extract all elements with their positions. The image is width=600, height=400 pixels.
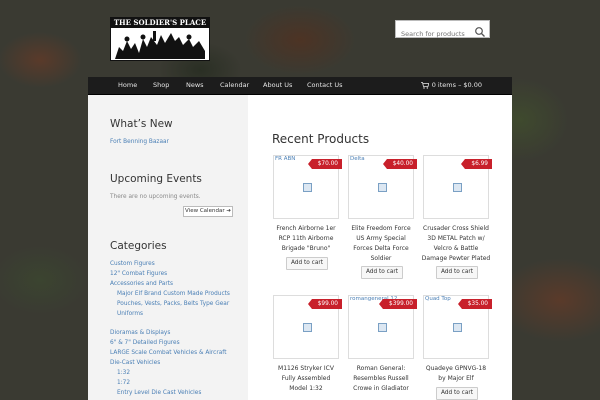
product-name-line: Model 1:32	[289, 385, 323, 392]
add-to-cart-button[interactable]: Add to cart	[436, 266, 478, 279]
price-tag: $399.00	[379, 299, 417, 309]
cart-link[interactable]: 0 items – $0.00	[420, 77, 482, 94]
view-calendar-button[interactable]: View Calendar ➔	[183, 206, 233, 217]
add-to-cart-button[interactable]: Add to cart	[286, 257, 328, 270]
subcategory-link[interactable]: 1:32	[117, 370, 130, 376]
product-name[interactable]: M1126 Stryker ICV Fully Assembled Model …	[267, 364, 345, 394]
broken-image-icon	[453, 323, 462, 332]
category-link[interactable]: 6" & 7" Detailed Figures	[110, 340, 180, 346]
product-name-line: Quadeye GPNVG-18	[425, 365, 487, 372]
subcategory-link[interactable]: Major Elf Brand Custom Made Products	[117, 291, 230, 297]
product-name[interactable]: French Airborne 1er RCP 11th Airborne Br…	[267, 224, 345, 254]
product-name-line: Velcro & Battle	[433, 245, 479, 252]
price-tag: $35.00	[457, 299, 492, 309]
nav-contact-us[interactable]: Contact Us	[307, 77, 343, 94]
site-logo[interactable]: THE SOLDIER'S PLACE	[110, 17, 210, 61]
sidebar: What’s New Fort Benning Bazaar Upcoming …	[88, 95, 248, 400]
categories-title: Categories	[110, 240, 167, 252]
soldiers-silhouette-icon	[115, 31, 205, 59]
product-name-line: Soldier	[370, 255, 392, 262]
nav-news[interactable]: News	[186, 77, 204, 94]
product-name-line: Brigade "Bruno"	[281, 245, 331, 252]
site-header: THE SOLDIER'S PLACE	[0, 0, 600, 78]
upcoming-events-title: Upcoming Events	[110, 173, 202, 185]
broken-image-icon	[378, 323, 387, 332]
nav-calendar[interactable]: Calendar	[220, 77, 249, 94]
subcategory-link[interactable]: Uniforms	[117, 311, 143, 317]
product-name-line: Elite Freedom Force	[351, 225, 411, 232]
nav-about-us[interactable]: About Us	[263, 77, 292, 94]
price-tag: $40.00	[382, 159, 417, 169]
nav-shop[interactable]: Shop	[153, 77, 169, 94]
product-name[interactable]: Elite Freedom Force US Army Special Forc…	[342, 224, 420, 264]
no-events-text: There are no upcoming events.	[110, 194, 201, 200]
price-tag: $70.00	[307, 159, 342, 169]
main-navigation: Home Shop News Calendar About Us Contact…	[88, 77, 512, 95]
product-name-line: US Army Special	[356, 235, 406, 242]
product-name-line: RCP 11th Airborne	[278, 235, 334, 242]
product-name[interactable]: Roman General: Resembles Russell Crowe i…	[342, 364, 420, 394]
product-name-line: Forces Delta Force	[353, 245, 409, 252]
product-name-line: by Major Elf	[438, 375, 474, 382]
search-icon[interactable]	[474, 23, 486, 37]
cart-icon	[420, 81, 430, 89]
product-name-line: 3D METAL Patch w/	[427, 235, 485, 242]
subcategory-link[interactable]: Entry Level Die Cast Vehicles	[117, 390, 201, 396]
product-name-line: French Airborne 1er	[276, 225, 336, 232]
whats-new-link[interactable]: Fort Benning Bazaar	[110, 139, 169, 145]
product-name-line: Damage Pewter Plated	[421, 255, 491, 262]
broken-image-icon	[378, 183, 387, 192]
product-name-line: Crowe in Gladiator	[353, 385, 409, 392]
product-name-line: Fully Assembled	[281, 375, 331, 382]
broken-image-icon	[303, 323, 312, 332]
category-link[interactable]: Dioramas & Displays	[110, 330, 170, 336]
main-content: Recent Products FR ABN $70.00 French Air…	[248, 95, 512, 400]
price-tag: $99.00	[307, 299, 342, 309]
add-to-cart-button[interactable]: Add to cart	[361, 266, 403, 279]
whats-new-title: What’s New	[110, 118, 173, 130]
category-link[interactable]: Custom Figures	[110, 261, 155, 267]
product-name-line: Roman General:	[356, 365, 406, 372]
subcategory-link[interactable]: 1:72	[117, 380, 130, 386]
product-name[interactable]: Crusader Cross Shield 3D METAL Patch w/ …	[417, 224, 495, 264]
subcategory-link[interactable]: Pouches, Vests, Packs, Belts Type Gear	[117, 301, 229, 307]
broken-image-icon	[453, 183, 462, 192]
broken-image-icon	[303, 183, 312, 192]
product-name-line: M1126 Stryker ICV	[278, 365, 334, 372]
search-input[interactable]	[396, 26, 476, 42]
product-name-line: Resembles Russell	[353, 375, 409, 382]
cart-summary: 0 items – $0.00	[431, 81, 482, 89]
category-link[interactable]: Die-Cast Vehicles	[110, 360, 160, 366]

◇ ◇ ◇ ◇ ◇ ◇ ◇

TAREA SOLICITADA — Disponga como lista numerada todas las líneas de los datos anteriores, sin incluir las líneas en blanco. Deje la imagen fuera de la respuesta.

RESULTADO COMPLETO —
1. extract all elements with their positions. The image is width=600, height=400 pixels.
2. product-name-line: Model 1:32	[289, 385, 323, 392]
3. add-to-cart-button[interactable]: Add to cart	[436, 266, 478, 279]
4. price-tag: $399.00	[379, 299, 417, 309]
5. cart-link[interactable]: 0 items – $0.00	[420, 77, 482, 94]
6. view-calendar-button[interactable]: View Calendar ➔	[183, 206, 233, 217]
7. add-to-cart-button[interactable]: Add to cart	[286, 257, 328, 270]
8. subcategory-link[interactable]: 1:32	[117, 370, 130, 376]
9. product-name[interactable]: M1126 Stryker ICV Fully Assembled Model …	[267, 364, 345, 394]
10. broken-image-icon	[453, 323, 462, 332]
11. category-link[interactable]: 6" & 7" Detailed Figures	[110, 340, 180, 346]
12. product-name-line: Quadeye GPNVG-18	[425, 365, 487, 372]
13. subcategory-link[interactable]: Major Elf Brand Custom Made Products	[117, 291, 230, 297]
14. product-name[interactable]: French Airborne 1er RCP 11th Airborne Br…	[267, 224, 345, 254]
15. product-name-line: Velcro & Battle	[433, 245, 479, 252]
16. price-tag: $35.00	[457, 299, 492, 309]
17. nav-contact-us[interactable]: Contact Us	[307, 77, 343, 94]
18. site-logo[interactable]: THE SOLDIER'S PLACE	[110, 17, 210, 61]
19. sidebar: What’s New Fort Benning Bazaar Upcoming …	[88, 95, 248, 400]
20. categories-title: Categories	[110, 240, 167, 252]
21. soldiers-silhouette-icon	[115, 31, 205, 59]
22. product-name-line: Soldier	[370, 255, 392, 262]
23. nav-news[interactable]: News	[186, 77, 204, 94]
24. product-name-line: Brigade "Bruno"	[281, 245, 331, 252]
25. site-header: THE SOLDIER'S PLACE	[0, 0, 600, 78]
26. upcoming-events-title: Upcoming Events	[110, 173, 202, 185]
27. broken-image-icon	[378, 323, 387, 332]
28. nav-calendar[interactable]: Calendar	[220, 77, 249, 94]
29. subcategory-link[interactable]: Uniforms	[117, 311, 143, 317]
30. product-name-line: Elite Freedom Force	[351, 225, 411, 232]
31. nav-about-us[interactable]: About Us	[263, 77, 292, 94]
32. price-tag: $40.00	[382, 159, 417, 169]
33. nav-shop[interactable]: Shop	[153, 77, 169, 94]
34. product-name[interactable]: Elite Freedom Force US Army Special Forc…	[342, 224, 420, 264]
35. no-events-text: There are no upcoming events.	[110, 194, 201, 200]
36. price-tag: $70.00	[307, 159, 342, 169]
37. main-navigation: Home Shop News Calendar About Us Contact…	[88, 77, 512, 95]
38. product-name-line: US Army Special	[356, 235, 406, 242]
39. product-name-line: RCP 11th Airborne	[278, 235, 334, 242]
40. product-name[interactable]: Roman General: Resembles Russell Crowe i…	[342, 364, 420, 394]
41. product-name-line: Forces Delta Force	[353, 245, 409, 252]
42. product-name-line: by Major Elf	[438, 375, 474, 382]
43. search-icon[interactable]	[474, 23, 486, 37]
44. cart-icon	[420, 81, 430, 89]
45. product-name-line: 3D METAL Patch w/	[427, 235, 485, 242]
46. subcategory-link[interactable]: Entry Level Die Cast Vehicles	[117, 390, 201, 396]
47. product-name-line: French Airborne 1er	[276, 225, 336, 232]
48. whats-new-link[interactable]: Fort Benning Bazaar	[110, 139, 169, 145]
49. product-name-line: Damage Pewter Plated	[421, 255, 491, 262]
50. broken-image-icon	[378, 183, 387, 192]
51. product-name-line: Crowe in Gladiator	[353, 385, 409, 392]
52. product-name-line: Fully Assembled	[281, 375, 331, 382]
53. broken-image-icon	[303, 323, 312, 332]
54. category-link[interactable]: Dioramas & Displays	[110, 330, 170, 336]
55. main-content: Recent Products FR ABN $70.00 French Air…	[248, 95, 512, 400]
56. price-tag: $99.00	[307, 299, 342, 309]
57. add-to-cart-button[interactable]: Add to cart	[361, 266, 403, 279]
58. whats-new-title: What’s New	[110, 118, 173, 130]
59. category-link[interactable]: Custom Figures	[110, 261, 155, 267]
60. product-name-line: Roman General:	[356, 365, 406, 372]
61. subcategory-link[interactable]: 1:72	[117, 380, 130, 386]
62. product-name[interactable]: Crusader Cross Shield 3D METAL Patch w/ …	[417, 224, 495, 264]
63. subcategory-link[interactable]: Pouches, Vests, Packs, Belts Type Gear	[117, 301, 229, 307]
64. broken-image-icon	[453, 183, 462, 192]
65. broken-image-icon	[303, 183, 312, 192]
66. product-name-line: M1126 Stryker ICV	[278, 365, 334, 372]
67. search-input[interactable]	[396, 26, 476, 42]
68. product-name-line: Resembles Russell	[353, 375, 409, 382]
69. cart-summary: 0 items – $0.00	[431, 81, 482, 89]
70. category-link[interactable]: Die-Cast Vehicles	[110, 360, 160, 366]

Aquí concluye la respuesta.